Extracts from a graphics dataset
━━━━━━━━━━━━━━━━━━━━━━━━━━━━━━
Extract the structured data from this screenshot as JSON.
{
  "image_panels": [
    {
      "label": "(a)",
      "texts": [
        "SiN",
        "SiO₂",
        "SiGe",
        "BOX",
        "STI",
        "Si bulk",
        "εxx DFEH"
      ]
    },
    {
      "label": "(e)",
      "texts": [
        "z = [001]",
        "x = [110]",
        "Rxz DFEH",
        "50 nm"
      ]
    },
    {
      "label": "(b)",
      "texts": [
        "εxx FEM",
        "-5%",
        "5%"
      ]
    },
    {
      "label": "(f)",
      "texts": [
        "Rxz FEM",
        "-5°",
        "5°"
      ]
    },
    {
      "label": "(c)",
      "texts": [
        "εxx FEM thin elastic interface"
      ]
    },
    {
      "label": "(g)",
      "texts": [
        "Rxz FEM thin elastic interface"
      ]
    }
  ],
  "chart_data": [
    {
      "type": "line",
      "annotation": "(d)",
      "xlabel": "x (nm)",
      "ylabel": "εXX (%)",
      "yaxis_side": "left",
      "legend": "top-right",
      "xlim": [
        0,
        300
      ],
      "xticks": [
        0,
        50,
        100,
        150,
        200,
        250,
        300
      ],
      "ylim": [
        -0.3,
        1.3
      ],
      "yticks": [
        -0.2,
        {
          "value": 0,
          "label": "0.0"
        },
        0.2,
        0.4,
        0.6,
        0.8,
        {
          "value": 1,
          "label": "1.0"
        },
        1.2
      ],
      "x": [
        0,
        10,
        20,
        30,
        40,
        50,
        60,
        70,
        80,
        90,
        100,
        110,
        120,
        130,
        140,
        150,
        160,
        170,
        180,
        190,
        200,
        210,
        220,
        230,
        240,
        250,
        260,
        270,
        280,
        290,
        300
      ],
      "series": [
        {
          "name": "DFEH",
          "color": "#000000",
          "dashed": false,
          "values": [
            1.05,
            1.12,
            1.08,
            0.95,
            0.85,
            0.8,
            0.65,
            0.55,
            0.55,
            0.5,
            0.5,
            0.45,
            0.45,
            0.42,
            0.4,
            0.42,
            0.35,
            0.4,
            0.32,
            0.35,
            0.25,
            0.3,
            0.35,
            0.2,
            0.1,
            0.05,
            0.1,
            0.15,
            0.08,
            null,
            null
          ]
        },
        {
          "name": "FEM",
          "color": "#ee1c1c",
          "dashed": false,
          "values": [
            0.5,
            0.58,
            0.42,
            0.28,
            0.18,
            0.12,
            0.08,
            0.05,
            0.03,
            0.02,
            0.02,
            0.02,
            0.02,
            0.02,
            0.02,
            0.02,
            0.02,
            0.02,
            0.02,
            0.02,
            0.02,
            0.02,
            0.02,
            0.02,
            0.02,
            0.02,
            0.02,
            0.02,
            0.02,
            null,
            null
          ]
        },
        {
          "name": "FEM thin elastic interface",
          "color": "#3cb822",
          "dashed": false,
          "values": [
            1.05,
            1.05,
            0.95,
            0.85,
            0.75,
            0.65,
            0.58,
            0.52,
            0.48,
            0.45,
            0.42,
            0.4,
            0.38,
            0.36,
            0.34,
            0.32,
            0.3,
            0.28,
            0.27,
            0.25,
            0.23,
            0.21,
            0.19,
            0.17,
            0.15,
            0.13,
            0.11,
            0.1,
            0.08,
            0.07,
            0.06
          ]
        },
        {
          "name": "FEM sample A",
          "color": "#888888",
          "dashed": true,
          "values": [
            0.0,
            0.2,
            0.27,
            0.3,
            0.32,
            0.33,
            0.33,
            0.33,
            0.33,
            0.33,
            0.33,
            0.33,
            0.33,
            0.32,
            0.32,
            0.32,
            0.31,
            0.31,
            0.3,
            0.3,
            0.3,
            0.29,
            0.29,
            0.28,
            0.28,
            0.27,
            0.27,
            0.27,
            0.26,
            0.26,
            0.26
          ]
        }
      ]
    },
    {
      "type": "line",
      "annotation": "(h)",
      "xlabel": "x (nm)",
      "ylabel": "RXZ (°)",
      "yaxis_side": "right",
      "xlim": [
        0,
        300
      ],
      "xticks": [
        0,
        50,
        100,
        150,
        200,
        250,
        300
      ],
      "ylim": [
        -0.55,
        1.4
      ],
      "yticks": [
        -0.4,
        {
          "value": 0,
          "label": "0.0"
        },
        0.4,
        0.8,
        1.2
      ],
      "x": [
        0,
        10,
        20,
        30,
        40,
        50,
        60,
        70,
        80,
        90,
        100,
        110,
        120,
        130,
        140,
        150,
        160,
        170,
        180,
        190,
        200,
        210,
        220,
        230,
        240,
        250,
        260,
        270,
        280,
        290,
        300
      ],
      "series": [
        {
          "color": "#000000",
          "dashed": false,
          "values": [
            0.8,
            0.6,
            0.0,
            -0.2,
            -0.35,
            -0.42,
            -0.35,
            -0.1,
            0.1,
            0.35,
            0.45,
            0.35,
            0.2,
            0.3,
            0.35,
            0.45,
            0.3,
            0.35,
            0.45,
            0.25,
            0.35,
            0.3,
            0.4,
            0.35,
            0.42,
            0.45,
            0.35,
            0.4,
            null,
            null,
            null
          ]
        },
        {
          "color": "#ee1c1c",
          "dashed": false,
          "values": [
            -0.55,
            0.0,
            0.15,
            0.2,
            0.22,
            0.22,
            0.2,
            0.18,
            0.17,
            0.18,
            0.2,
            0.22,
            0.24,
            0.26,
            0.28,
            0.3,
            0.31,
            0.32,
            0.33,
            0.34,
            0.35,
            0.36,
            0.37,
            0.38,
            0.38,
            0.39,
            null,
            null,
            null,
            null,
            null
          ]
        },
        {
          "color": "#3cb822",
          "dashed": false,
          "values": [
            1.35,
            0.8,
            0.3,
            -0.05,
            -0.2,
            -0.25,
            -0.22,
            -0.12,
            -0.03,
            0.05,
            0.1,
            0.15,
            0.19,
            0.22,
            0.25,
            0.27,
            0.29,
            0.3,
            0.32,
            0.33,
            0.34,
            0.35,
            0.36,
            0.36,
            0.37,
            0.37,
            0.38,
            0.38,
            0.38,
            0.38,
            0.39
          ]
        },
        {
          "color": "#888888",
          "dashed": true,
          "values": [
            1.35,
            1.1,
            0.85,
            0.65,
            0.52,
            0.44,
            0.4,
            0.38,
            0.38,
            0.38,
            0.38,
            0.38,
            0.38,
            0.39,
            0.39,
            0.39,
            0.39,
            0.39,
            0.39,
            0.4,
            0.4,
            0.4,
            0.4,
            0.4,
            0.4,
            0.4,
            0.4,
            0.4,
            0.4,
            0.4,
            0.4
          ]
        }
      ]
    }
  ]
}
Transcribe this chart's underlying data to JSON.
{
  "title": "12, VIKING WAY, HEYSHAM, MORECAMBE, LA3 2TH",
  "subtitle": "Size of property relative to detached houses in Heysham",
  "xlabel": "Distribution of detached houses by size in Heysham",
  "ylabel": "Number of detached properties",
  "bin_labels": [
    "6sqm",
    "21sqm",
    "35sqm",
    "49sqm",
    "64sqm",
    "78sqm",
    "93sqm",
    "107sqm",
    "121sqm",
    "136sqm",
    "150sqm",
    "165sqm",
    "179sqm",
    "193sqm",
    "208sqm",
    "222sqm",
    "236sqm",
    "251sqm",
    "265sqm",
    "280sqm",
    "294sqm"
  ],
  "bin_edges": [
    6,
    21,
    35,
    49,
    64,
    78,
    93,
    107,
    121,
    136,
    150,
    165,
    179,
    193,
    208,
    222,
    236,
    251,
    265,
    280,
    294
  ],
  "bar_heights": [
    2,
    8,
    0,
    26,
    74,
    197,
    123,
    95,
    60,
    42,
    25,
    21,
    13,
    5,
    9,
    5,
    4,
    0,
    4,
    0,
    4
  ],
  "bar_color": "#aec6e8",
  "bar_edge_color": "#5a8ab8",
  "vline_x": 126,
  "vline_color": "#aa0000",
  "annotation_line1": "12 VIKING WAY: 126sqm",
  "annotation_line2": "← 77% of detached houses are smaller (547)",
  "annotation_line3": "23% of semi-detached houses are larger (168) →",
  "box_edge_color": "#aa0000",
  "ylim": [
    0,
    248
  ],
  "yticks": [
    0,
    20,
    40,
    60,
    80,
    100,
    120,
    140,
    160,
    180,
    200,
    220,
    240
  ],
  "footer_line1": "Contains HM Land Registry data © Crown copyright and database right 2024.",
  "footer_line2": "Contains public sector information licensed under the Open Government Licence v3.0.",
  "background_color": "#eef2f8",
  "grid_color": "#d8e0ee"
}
━━━━━━━━━━━━━━━━━━━━━━━━━━━━━━
**What you should do**
Copy whichever lines in the listing above contain the word "elastic".

**The reply**
        "εxx FEM thin elastic interface"
        "Rxz FEM thin elastic interface"
          "name": "FEM thin elastic interface",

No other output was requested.